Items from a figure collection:
— Start —
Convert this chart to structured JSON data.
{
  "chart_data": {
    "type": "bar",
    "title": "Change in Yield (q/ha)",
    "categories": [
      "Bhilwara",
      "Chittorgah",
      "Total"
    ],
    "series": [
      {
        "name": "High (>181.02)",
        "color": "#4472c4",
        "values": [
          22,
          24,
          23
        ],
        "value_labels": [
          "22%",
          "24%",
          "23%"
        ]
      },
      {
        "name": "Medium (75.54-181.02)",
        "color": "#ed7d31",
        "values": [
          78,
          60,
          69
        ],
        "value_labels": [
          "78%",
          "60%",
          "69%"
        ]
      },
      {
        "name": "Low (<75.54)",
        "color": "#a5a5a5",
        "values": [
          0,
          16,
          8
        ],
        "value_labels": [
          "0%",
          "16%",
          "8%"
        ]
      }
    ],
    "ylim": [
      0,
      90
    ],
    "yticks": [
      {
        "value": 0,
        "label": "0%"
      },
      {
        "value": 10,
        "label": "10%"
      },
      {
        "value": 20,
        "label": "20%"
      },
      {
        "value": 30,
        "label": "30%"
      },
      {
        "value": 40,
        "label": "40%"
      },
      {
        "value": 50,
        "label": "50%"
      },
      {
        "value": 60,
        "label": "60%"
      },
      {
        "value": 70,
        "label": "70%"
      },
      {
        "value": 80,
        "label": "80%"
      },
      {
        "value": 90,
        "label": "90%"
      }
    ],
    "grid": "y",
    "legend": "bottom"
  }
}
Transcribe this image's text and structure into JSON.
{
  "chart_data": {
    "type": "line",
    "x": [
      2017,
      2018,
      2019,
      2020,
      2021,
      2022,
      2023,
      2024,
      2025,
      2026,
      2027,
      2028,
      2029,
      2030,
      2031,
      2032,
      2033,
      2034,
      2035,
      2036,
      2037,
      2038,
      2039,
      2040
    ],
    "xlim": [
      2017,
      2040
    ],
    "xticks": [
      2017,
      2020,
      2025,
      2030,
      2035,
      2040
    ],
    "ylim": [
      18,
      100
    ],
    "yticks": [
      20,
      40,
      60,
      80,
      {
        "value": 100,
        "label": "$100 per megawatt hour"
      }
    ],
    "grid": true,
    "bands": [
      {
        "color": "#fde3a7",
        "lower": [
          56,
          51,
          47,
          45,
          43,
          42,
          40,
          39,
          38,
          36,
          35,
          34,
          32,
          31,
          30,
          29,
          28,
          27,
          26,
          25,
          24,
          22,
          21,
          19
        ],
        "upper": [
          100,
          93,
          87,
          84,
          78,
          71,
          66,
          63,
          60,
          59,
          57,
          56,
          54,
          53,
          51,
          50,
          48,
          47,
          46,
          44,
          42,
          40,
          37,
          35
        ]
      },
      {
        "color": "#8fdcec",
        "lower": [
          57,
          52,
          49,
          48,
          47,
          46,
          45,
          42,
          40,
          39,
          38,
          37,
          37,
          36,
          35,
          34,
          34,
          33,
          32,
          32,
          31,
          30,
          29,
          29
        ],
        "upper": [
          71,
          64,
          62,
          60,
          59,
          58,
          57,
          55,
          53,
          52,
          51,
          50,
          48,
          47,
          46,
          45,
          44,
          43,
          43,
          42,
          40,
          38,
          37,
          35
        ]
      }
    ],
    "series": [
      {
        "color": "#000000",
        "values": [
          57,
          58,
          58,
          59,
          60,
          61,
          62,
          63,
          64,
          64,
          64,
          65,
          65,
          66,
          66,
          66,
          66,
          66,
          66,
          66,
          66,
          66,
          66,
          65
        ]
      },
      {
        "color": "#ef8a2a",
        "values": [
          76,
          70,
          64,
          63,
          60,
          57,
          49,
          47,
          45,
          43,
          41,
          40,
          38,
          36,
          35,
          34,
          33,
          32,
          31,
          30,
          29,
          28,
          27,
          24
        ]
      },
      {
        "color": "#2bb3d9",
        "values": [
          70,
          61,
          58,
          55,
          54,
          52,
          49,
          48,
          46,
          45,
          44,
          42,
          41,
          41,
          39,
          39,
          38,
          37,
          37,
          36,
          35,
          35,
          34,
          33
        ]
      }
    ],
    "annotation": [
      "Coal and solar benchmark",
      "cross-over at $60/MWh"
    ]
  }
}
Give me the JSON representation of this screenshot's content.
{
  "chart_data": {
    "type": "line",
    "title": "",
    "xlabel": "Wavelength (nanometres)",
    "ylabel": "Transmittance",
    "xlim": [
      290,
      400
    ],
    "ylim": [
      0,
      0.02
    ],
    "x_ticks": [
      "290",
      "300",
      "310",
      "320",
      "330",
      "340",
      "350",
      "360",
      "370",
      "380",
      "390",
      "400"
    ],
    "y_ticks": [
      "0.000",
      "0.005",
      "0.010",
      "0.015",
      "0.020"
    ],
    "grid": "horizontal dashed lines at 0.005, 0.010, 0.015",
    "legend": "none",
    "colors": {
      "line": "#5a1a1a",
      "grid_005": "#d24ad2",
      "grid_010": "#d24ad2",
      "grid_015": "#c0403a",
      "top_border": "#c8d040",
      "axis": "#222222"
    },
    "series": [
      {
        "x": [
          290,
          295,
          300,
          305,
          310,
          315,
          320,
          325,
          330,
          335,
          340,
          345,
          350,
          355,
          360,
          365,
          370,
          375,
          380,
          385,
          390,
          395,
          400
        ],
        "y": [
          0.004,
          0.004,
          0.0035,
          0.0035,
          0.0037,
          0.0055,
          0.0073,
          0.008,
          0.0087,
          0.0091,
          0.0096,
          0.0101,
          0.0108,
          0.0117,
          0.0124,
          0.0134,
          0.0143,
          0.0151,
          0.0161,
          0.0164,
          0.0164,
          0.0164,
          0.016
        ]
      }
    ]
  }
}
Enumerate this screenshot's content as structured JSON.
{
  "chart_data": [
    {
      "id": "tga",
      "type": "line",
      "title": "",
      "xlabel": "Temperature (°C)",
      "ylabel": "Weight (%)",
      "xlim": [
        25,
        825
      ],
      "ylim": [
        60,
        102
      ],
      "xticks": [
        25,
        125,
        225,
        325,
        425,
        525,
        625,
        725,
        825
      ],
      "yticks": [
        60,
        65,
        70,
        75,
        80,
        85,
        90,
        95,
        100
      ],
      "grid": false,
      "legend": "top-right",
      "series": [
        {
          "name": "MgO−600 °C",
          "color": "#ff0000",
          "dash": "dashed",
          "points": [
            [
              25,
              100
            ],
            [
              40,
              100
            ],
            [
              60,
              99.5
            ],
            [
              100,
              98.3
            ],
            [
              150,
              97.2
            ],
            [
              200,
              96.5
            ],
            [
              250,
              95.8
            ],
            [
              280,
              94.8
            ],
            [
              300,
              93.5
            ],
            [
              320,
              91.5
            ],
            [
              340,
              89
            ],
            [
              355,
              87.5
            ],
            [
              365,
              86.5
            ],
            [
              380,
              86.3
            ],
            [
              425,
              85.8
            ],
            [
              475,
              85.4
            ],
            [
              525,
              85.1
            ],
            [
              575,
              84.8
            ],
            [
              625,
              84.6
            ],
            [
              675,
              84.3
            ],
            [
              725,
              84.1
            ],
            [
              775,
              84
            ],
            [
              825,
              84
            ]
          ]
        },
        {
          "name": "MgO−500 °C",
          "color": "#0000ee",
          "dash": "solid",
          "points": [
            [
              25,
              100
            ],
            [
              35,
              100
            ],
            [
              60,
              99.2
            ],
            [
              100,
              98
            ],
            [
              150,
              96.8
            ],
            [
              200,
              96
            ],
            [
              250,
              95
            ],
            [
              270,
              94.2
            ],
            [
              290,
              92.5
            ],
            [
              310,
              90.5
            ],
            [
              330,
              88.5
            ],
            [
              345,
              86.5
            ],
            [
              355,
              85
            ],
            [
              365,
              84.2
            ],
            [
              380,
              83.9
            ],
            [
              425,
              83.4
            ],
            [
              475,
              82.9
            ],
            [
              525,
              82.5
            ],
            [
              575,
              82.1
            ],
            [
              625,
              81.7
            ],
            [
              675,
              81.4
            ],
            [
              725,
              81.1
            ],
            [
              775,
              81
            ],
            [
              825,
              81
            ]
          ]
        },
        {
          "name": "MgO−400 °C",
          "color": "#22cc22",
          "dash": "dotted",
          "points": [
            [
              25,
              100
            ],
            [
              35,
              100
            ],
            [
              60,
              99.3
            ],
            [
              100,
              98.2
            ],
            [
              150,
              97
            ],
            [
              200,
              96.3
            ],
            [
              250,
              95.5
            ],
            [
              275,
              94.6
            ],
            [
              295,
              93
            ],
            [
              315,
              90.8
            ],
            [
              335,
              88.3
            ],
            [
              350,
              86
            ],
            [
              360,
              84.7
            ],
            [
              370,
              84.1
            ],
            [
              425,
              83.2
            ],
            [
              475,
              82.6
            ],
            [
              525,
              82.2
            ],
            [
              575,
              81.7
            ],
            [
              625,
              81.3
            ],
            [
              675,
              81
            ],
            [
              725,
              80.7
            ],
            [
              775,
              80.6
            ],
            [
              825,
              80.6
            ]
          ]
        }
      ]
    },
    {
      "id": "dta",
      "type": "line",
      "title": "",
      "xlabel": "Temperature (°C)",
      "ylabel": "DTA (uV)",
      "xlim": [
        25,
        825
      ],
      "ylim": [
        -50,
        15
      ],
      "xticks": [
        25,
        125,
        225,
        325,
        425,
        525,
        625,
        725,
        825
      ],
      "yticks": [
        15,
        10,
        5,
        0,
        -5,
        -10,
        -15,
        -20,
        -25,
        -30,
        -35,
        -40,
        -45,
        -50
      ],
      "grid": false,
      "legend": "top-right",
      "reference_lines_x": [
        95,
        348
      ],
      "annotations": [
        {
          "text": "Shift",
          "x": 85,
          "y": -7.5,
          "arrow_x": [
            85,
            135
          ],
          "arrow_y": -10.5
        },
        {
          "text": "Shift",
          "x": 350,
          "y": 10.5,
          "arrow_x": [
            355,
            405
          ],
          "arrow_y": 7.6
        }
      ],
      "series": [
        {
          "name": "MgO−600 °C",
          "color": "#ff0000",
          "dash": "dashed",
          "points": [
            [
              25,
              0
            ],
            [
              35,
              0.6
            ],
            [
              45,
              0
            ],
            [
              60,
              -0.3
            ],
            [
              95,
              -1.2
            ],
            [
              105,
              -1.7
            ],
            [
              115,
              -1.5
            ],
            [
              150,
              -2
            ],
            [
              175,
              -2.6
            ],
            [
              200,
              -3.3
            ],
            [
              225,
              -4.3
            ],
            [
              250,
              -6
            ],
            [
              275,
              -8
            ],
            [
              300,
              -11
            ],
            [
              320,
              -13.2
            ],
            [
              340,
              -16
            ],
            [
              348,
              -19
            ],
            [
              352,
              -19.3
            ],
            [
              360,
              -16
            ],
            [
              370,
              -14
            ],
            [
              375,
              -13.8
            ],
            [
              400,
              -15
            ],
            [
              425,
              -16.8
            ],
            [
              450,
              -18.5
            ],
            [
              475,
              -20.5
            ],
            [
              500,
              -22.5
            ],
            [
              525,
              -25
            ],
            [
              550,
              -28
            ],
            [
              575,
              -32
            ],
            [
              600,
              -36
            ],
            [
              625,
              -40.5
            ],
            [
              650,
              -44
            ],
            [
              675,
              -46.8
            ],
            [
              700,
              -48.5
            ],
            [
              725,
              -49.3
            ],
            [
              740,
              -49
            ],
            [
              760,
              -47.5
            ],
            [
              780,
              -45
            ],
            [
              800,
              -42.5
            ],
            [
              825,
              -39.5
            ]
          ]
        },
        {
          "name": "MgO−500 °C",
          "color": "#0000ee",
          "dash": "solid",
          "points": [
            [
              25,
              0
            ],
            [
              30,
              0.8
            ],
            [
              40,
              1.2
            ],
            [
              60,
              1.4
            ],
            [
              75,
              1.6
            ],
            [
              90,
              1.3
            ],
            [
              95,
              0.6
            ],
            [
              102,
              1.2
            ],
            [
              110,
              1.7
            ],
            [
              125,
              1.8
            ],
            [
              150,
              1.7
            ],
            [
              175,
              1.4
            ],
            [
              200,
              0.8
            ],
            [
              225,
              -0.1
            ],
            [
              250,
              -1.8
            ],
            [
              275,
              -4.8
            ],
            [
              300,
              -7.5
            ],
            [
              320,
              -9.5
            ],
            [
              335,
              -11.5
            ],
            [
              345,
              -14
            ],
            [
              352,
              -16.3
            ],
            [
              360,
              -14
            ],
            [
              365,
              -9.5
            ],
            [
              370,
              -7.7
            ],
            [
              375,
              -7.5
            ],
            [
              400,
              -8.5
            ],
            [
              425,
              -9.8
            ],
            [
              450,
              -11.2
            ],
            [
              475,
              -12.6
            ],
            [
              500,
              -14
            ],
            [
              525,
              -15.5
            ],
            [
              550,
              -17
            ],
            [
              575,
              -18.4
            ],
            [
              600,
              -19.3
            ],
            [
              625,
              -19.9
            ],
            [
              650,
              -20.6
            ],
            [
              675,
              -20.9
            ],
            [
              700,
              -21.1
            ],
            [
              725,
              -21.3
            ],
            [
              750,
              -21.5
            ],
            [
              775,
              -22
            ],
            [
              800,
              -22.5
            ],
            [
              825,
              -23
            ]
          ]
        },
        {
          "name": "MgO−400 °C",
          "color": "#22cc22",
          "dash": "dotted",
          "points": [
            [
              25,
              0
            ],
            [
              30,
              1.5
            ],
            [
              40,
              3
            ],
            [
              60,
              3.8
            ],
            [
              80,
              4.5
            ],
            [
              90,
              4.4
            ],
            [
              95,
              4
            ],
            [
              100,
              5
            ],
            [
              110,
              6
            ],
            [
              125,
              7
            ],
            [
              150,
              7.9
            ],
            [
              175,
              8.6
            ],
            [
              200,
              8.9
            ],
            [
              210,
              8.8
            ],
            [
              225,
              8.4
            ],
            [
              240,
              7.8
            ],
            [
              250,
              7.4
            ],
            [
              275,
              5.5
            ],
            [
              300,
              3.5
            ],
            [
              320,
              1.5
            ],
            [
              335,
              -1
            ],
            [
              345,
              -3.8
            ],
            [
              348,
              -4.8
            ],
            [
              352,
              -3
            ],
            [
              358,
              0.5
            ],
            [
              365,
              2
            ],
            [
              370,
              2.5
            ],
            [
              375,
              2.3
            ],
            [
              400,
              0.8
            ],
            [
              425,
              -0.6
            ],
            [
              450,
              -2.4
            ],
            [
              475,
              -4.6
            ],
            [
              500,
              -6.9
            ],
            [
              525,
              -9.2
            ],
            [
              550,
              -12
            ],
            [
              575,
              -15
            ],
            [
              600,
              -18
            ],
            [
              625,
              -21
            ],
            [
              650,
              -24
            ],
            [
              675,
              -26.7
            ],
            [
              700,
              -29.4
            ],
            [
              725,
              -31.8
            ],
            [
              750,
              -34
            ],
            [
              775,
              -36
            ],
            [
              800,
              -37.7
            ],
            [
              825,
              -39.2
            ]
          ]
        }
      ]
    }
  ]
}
— End —
### [WRITTEN TASK]
Look through the entries above and count each line holding "legend"; report the count alone.

### [SOLUTION]
4